### [Your task]
Copy each line of the entries beneath that contains the word "screenshot".
★ ★ ★
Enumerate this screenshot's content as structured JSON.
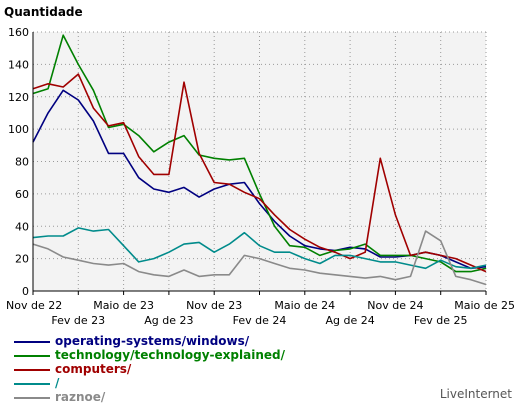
{
  "chart_data": {
    "type": "line",
    "ylabel": "Quantidade",
    "ylim": [
      0,
      160
    ],
    "yticks": [
      0,
      20,
      40,
      60,
      80,
      100,
      120,
      140,
      160
    ],
    "grid": true,
    "legend_placement": "bottom-left",
    "x": [
      "Nov 22",
      "Dez 22",
      "Jan 23",
      "Fev 23",
      "Mar 23",
      "Abr 23",
      "Mai 23",
      "Jun 23",
      "Jul 23",
      "Ago 23",
      "Set 23",
      "Out 23",
      "Nov 23",
      "Dez 23",
      "Jan 24",
      "Fev 24",
      "Mar 24",
      "Abr 24",
      "Mai 24",
      "Jun 24",
      "Jul 24",
      "Ago 24",
      "Set 24",
      "Out 24",
      "Nov 24",
      "Dez 24",
      "Jan 25",
      "Fev 25",
      "Mar 25",
      "Abr 25",
      "Mai 25"
    ],
    "xtick_labels_row1": [
      "Nov de 22",
      "Maio de 23",
      "Nov de 23",
      "Maio de 24",
      "Nov de 24",
      "Maio de 25"
    ],
    "xtick_labels_row2": [
      "Fev de 23",
      "Ag de 23",
      "Fev de 24",
      "Ag de 24",
      "Fev de 25"
    ],
    "series": [
      {
        "name": "operating-systems/windows/",
        "color": "#000080",
        "values": [
          92,
          110,
          124,
          118,
          105,
          85,
          85,
          70,
          63,
          61,
          64,
          58,
          63,
          66,
          67,
          54,
          43,
          34,
          28,
          26,
          25,
          27,
          26,
          21,
          21,
          22,
          24,
          22,
          18,
          14,
          15
        ]
      },
      {
        "name": "technology/technology-explained/",
        "color": "#008000",
        "values": [
          122,
          125,
          158,
          140,
          124,
          101,
          103,
          96,
          86,
          92,
          96,
          84,
          82,
          81,
          82,
          60,
          40,
          28,
          27,
          22,
          25,
          26,
          29,
          22,
          22,
          22,
          20,
          18,
          12,
          12,
          14
        ]
      },
      {
        "name": "computers/",
        "color": "#a00000",
        "values": [
          125,
          128,
          126,
          134,
          113,
          102,
          104,
          83,
          72,
          72,
          129,
          85,
          67,
          66,
          61,
          57,
          47,
          38,
          32,
          27,
          24,
          20,
          24,
          82,
          47,
          22,
          24,
          22,
          20,
          16,
          12
        ]
      },
      {
        "name": "/",
        "color": "#008b8b",
        "values": [
          33,
          34,
          34,
          39,
          37,
          38,
          28,
          18,
          20,
          24,
          29,
          30,
          24,
          29,
          36,
          28,
          24,
          24,
          20,
          17,
          22,
          22,
          20,
          18,
          18,
          16,
          14,
          19,
          15,
          14,
          16
        ]
      },
      {
        "name": "raznoe/",
        "color": "#8a8a8a",
        "values": [
          29,
          26,
          21,
          19,
          17,
          16,
          17,
          12,
          10,
          9,
          13,
          9,
          10,
          10,
          22,
          20,
          17,
          14,
          13,
          11,
          10,
          9,
          8,
          9,
          7,
          9,
          37,
          31,
          9,
          7,
          4
        ]
      }
    ]
  },
  "watermark": "LiveInternet"
}
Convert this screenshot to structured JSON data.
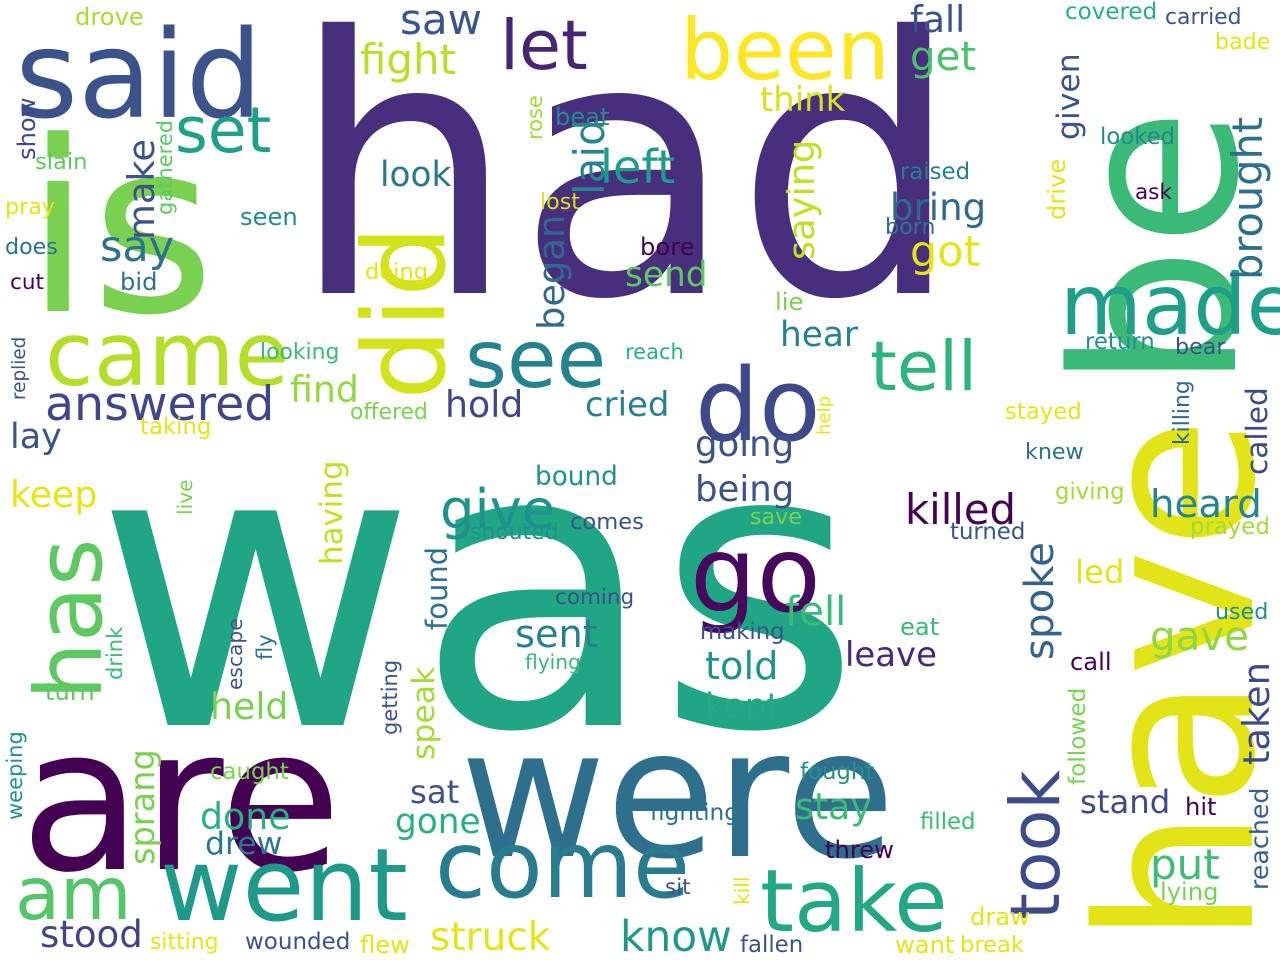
{
  "words": [
    {
      "text": "was",
      "color": "#21a685",
      "vertical": false
    },
    {
      "text": "had",
      "color": "#472f7d",
      "vertical": false
    },
    {
      "text": "is",
      "color": "#7ad151",
      "vertical": false
    },
    {
      "text": "have",
      "color": "#e2e418",
      "vertical": true
    },
    {
      "text": "be",
      "color": "#3aba76",
      "vertical": true
    },
    {
      "text": "are",
      "color": "#440154",
      "vertical": false
    },
    {
      "text": "were",
      "color": "#2e6f8e",
      "vertical": false
    },
    {
      "text": "said",
      "color": "#3b528b",
      "vertical": false
    },
    {
      "text": "let",
      "color": "#482475",
      "vertical": false
    },
    {
      "text": "been",
      "color": "#fde725",
      "vertical": false
    },
    {
      "text": "came",
      "color": "#b5de2b",
      "vertical": false
    },
    {
      "text": "did",
      "color": "#d2e21b",
      "vertical": true
    },
    {
      "text": "do",
      "color": "#3e4989",
      "vertical": false
    },
    {
      "text": "made",
      "color": "#1f9e89",
      "vertical": false
    },
    {
      "text": "tell",
      "color": "#2fb47c",
      "vertical": false
    },
    {
      "text": "went",
      "color": "#1f9a8a",
      "vertical": false
    },
    {
      "text": "come",
      "color": "#287c8e",
      "vertical": false
    },
    {
      "text": "take",
      "color": "#22a884",
      "vertical": false
    },
    {
      "text": "go",
      "color": "#46085c",
      "vertical": false
    },
    {
      "text": "see",
      "color": "#25838e",
      "vertical": false
    },
    {
      "text": "took",
      "color": "#3e4a89",
      "vertical": true
    },
    {
      "text": "has",
      "color": "#5ec962",
      "vertical": true
    },
    {
      "text": "am",
      "color": "#54c568",
      "vertical": false
    },
    {
      "text": "set",
      "color": "#1fa188",
      "vertical": false
    },
    {
      "text": "answered",
      "color": "#3f4788",
      "vertical": false
    },
    {
      "text": "give",
      "color": "#20928c",
      "vertical": false
    },
    {
      "text": "killed",
      "color": "#440154",
      "vertical": false
    },
    {
      "text": "heard",
      "color": "#25858e",
      "vertical": false
    },
    {
      "text": "fell",
      "color": "#3aba76",
      "vertical": false
    },
    {
      "text": "spoke",
      "color": "#33638d",
      "vertical": true
    },
    {
      "text": "fight",
      "color": "#b8de29",
      "vertical": false
    },
    {
      "text": "left",
      "color": "#1e9b8a",
      "vertical": false
    },
    {
      "text": "bring",
      "color": "#31688e",
      "vertical": false
    },
    {
      "text": "got",
      "color": "#e5e419",
      "vertical": false
    },
    {
      "text": "brought",
      "color": "#2d708e",
      "vertical": true
    },
    {
      "text": "saw",
      "color": "#39558c",
      "vertical": false
    },
    {
      "text": "get",
      "color": "#4ac16d",
      "vertical": false
    },
    {
      "text": "make",
      "color": "#3b528b",
      "vertical": true
    },
    {
      "text": "say",
      "color": "#2c728e",
      "vertical": false
    },
    {
      "text": "know",
      "color": "#1f988b",
      "vertical": false
    },
    {
      "text": "struck",
      "color": "#e5e419",
      "vertical": false
    },
    {
      "text": "stood",
      "color": "#414487",
      "vertical": false
    },
    {
      "text": "put",
      "color": "#3fbc73",
      "vertical": false
    },
    {
      "text": "gave",
      "color": "#8fd744",
      "vertical": false
    },
    {
      "text": "told",
      "color": "#21918c",
      "vertical": false
    },
    {
      "text": "sent",
      "color": "#287d8e",
      "vertical": false
    },
    {
      "text": "found",
      "color": "#2c728e",
      "vertical": true
    },
    {
      "text": "think",
      "color": "#d8e219",
      "vertical": false
    },
    {
      "text": "saying",
      "color": "#c0df25",
      "vertical": true
    },
    {
      "text": "fall",
      "color": "#3b528b",
      "vertical": false
    },
    {
      "text": "look",
      "color": "#2a788e",
      "vertical": false
    },
    {
      "text": "find",
      "color": "#95d840",
      "vertical": false
    },
    {
      "text": "hold",
      "color": "#404688",
      "vertical": false
    },
    {
      "text": "cried",
      "color": "#27808e",
      "vertical": false
    },
    {
      "text": "going",
      "color": "#3b528b",
      "vertical": false
    },
    {
      "text": "being",
      "color": "#3b528b",
      "vertical": false
    },
    {
      "text": "laid",
      "color": "#25848e",
      "vertical": true
    },
    {
      "text": "send",
      "color": "#5ec962",
      "vertical": false
    },
    {
      "text": "hear",
      "color": "#26828e",
      "vertical": false
    },
    {
      "text": "called",
      "color": "#3e4989",
      "vertical": true
    },
    {
      "text": "began",
      "color": "#31688e",
      "vertical": true
    },
    {
      "text": "leave",
      "color": "#482878",
      "vertical": false
    },
    {
      "text": "held",
      "color": "#7ad151",
      "vertical": false
    },
    {
      "text": "kept",
      "color": "#22a884",
      "vertical": false
    },
    {
      "text": "done",
      "color": "#2ab07f",
      "vertical": false
    },
    {
      "text": "drew",
      "color": "#2a788e",
      "vertical": false
    },
    {
      "text": "stay",
      "color": "#3aba76",
      "vertical": false
    },
    {
      "text": "stand",
      "color": "#3e4989",
      "vertical": false
    },
    {
      "text": "sat",
      "color": "#3b528b",
      "vertical": false
    },
    {
      "text": "gone",
      "color": "#2ab07f",
      "vertical": false
    },
    {
      "text": "keep",
      "color": "#e7e419",
      "vertical": false
    },
    {
      "text": "lay",
      "color": "#3b528b",
      "vertical": false
    },
    {
      "text": "led",
      "color": "#e2e418",
      "vertical": false
    },
    {
      "text": "taken",
      "color": "#3e4a89",
      "vertical": true
    },
    {
      "text": "reached",
      "color": "#34608d",
      "vertical": true
    },
    {
      "text": "given",
      "color": "#3b528b",
      "vertical": true
    },
    {
      "text": "having",
      "color": "#c2df23",
      "vertical": true
    },
    {
      "text": "speak",
      "color": "#a5db36",
      "vertical": true
    },
    {
      "text": "sprang",
      "color": "#7ad151",
      "vertical": true
    },
    {
      "text": "drove",
      "color": "#a8db34",
      "vertical": false
    },
    {
      "text": "covered",
      "color": "#29af7f",
      "vertical": false
    },
    {
      "text": "carried",
      "color": "#39568c",
      "vertical": false
    },
    {
      "text": "bade",
      "color": "#e5e419",
      "vertical": false
    },
    {
      "text": "show",
      "color": "#3e4989",
      "vertical": true
    },
    {
      "text": "slain",
      "color": "#5ec962",
      "vertical": false
    },
    {
      "text": "gathered",
      "color": "#5ec962",
      "vertical": true
    },
    {
      "text": "beat",
      "color": "#23898e",
      "vertical": false
    },
    {
      "text": "rose",
      "color": "#a0da39",
      "vertical": true
    },
    {
      "text": "looked",
      "color": "#23898e",
      "vertical": false
    },
    {
      "text": "pray",
      "color": "#e5e419",
      "vertical": false
    },
    {
      "text": "lost",
      "color": "#d8e219",
      "vertical": false
    },
    {
      "text": "raised",
      "color": "#277f8e",
      "vertical": false
    },
    {
      "text": "drive",
      "color": "#e5e419",
      "vertical": true
    },
    {
      "text": "ask",
      "color": "#440154",
      "vertical": false
    },
    {
      "text": "seen",
      "color": "#23898e",
      "vertical": false
    },
    {
      "text": "born",
      "color": "#2c718e",
      "vertical": false
    },
    {
      "text": "does",
      "color": "#2c728e",
      "vertical": false
    },
    {
      "text": "bore",
      "color": "#440154",
      "vertical": false
    },
    {
      "text": "cut",
      "color": "#440154",
      "vertical": false
    },
    {
      "text": "bid",
      "color": "#2c728e",
      "vertical": false
    },
    {
      "text": "doing",
      "color": "#e5e419",
      "vertical": false
    },
    {
      "text": "lie",
      "color": "#7ad151",
      "vertical": false
    },
    {
      "text": "replied",
      "color": "#3b528b",
      "vertical": true
    },
    {
      "text": "looking",
      "color": "#3aba76",
      "vertical": false
    },
    {
      "text": "reach",
      "color": "#2ab07f",
      "vertical": false
    },
    {
      "text": "return",
      "color": "#21918c",
      "vertical": false
    },
    {
      "text": "bear",
      "color": "#3b528b",
      "vertical": false
    },
    {
      "text": "offered",
      "color": "#7ad151",
      "vertical": false
    },
    {
      "text": "help",
      "color": "#e5e419",
      "vertical": true
    },
    {
      "text": "killing",
      "color": "#31688e",
      "vertical": true
    },
    {
      "text": "stayed",
      "color": "#e5e419",
      "vertical": false
    },
    {
      "text": "taking",
      "color": "#e5e419",
      "vertical": false
    },
    {
      "text": "knew",
      "color": "#2c718e",
      "vertical": false
    },
    {
      "text": "bound",
      "color": "#21918c",
      "vertical": false
    },
    {
      "text": "live",
      "color": "#7ad151",
      "vertical": true
    },
    {
      "text": "giving",
      "color": "#a5db36",
      "vertical": false
    },
    {
      "text": "comes",
      "color": "#3b528b",
      "vertical": false
    },
    {
      "text": "save",
      "color": "#7ad151",
      "vertical": false
    },
    {
      "text": "turned",
      "color": "#3b528b",
      "vertical": false
    },
    {
      "text": "prayed",
      "color": "#a5db36",
      "vertical": false
    },
    {
      "text": "shouted",
      "color": "#21918c",
      "vertical": false
    },
    {
      "text": "coming",
      "color": "#3b528b",
      "vertical": false
    },
    {
      "text": "escape",
      "color": "#3b528b",
      "vertical": true
    },
    {
      "text": "drink",
      "color": "#3aba76",
      "vertical": true
    },
    {
      "text": "fly",
      "color": "#2c728e",
      "vertical": true
    },
    {
      "text": "making",
      "color": "#3b528b",
      "vertical": false
    },
    {
      "text": "eat",
      "color": "#3aba76",
      "vertical": false
    },
    {
      "text": "used",
      "color": "#21918c",
      "vertical": false
    },
    {
      "text": "flying",
      "color": "#3aba76",
      "vertical": false
    },
    {
      "text": "call",
      "color": "#440154",
      "vertical": false
    },
    {
      "text": "turn",
      "color": "#5ec962",
      "vertical": false
    },
    {
      "text": "getting",
      "color": "#3b528b",
      "vertical": true
    },
    {
      "text": "followed",
      "color": "#7ad151",
      "vertical": true
    },
    {
      "text": "weeping",
      "color": "#21918c",
      "vertical": true
    },
    {
      "text": "caught",
      "color": "#7ad151",
      "vertical": false
    },
    {
      "text": "fought",
      "color": "#21918c",
      "vertical": false
    },
    {
      "text": "fighting",
      "color": "#2c718e",
      "vertical": false
    },
    {
      "text": "hit",
      "color": "#440154",
      "vertical": false
    },
    {
      "text": "filled",
      "color": "#3aba76",
      "vertical": false
    },
    {
      "text": "threw",
      "color": "#440154",
      "vertical": false
    },
    {
      "text": "kill",
      "color": "#e5e419",
      "vertical": true
    },
    {
      "text": "sit",
      "color": "#3b528b",
      "vertical": false
    },
    {
      "text": "lying",
      "color": "#7ad151",
      "vertical": false
    },
    {
      "text": "draw",
      "color": "#e5e419",
      "vertical": false
    },
    {
      "text": "sitting",
      "color": "#e5e419",
      "vertical": false
    },
    {
      "text": "wounded",
      "color": "#3b528b",
      "vertical": false
    },
    {
      "text": "flew",
      "color": "#e5e419",
      "vertical": false
    },
    {
      "text": "fallen",
      "color": "#3b528b",
      "vertical": false
    },
    {
      "text": "want",
      "color": "#e5e419",
      "vertical": false
    },
    {
      "text": "break",
      "color": "#e5e419",
      "vertical": false
    }
  ]
}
★ ★ ★
### [Reply to the task]
Enumerate this screenshot's content as structured JSON.
Convert this screenshot to structured JSON data.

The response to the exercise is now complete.